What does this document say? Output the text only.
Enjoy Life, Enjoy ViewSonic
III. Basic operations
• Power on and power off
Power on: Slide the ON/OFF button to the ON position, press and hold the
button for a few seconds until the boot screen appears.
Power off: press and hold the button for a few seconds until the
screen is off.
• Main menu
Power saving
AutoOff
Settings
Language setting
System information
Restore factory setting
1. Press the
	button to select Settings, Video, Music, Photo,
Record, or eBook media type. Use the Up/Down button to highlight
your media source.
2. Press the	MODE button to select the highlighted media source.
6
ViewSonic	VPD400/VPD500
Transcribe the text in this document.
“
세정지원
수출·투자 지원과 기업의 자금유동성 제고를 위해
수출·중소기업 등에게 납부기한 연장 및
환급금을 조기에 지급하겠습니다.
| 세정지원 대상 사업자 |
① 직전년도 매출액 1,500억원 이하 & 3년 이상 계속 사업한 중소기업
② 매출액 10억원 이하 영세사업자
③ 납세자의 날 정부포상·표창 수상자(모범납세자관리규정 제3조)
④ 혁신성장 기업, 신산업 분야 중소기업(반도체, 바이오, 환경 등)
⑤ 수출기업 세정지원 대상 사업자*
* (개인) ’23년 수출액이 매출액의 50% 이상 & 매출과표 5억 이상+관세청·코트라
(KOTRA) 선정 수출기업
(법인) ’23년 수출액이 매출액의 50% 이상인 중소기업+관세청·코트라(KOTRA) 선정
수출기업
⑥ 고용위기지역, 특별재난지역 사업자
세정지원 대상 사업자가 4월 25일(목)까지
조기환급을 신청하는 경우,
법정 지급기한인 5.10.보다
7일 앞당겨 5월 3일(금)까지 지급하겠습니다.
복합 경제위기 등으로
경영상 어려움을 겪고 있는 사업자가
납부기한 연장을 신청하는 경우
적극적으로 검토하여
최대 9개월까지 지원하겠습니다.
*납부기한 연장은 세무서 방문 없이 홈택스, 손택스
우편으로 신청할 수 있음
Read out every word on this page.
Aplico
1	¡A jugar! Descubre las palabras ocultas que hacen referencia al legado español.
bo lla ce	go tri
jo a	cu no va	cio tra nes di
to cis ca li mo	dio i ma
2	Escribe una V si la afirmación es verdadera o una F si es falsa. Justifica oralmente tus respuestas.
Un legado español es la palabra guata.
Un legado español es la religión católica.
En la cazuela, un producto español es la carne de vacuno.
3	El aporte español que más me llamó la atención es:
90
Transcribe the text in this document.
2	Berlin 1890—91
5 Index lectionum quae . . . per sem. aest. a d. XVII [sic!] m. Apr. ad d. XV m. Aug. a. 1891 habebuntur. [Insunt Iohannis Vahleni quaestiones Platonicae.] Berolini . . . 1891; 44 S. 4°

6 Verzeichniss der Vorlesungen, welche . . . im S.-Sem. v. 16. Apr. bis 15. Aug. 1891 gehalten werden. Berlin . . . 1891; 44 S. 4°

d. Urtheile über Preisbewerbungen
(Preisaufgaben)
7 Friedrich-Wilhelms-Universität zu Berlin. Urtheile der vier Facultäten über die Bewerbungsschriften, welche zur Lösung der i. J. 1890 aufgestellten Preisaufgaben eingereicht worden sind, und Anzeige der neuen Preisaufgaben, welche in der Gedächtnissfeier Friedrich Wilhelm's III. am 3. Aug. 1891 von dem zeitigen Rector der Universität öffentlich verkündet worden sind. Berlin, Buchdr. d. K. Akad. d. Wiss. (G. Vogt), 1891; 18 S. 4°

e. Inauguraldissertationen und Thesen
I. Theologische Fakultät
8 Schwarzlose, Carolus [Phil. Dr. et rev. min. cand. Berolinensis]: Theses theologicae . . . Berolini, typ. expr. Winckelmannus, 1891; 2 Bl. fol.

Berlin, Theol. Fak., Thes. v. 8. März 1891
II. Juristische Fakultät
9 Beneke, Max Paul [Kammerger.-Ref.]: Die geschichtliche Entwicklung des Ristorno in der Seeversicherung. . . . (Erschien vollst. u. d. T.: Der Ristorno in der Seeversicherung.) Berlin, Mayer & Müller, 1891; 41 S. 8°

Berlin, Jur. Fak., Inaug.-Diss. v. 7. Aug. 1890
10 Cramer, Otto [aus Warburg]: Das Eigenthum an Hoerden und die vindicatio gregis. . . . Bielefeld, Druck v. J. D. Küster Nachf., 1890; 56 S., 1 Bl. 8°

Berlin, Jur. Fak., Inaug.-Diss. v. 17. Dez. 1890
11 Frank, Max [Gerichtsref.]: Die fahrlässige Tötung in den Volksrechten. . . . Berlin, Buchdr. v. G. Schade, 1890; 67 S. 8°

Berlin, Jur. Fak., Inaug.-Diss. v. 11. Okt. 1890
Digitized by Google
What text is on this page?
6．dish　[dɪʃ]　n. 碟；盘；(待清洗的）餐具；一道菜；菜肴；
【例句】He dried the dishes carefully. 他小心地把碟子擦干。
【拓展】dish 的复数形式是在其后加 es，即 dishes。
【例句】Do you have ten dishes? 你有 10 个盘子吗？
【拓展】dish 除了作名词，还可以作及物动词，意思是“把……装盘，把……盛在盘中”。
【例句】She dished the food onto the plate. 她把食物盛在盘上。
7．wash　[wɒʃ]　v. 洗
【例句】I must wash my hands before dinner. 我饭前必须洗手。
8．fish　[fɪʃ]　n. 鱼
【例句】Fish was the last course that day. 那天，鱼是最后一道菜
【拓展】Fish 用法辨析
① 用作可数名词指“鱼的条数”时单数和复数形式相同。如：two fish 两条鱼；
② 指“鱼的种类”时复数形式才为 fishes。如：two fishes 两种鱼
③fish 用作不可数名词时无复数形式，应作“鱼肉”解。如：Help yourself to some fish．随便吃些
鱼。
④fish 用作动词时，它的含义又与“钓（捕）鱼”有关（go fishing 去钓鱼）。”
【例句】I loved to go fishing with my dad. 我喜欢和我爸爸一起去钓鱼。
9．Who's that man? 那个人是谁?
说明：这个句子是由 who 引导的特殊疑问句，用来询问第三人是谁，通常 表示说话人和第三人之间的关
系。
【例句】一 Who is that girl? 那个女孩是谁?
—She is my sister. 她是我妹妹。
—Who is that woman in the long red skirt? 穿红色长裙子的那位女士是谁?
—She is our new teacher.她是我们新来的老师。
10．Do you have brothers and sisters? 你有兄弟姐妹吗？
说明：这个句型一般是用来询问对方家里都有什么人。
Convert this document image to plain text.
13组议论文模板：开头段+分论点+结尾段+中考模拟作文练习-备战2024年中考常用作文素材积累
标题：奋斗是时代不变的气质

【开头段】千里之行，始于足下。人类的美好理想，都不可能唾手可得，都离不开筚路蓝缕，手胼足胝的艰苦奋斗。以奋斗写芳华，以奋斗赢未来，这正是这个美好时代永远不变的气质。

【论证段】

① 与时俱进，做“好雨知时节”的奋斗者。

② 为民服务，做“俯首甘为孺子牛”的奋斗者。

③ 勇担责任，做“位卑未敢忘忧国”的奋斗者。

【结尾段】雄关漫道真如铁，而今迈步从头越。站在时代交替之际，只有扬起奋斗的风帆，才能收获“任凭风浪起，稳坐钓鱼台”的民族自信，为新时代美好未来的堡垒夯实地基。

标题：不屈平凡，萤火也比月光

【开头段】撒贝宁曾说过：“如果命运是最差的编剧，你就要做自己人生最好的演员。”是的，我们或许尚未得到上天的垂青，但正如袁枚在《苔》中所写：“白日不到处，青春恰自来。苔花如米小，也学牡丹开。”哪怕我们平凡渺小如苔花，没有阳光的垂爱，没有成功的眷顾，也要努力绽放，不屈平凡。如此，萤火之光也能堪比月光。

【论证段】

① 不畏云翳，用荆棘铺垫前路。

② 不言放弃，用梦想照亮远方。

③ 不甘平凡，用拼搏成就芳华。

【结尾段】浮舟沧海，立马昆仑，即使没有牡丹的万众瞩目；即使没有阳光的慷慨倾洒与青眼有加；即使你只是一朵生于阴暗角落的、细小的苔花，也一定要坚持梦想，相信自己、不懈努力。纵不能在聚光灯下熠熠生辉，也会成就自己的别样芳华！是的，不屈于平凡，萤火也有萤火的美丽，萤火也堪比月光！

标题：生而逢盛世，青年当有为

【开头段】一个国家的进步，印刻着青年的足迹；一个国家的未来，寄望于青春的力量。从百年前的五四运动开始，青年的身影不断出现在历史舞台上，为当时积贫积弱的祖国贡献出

+--

**PROBLEM TO SOLVE**: From the material, report only how many lines include the word "Berolini".

**SOLUTION**: 2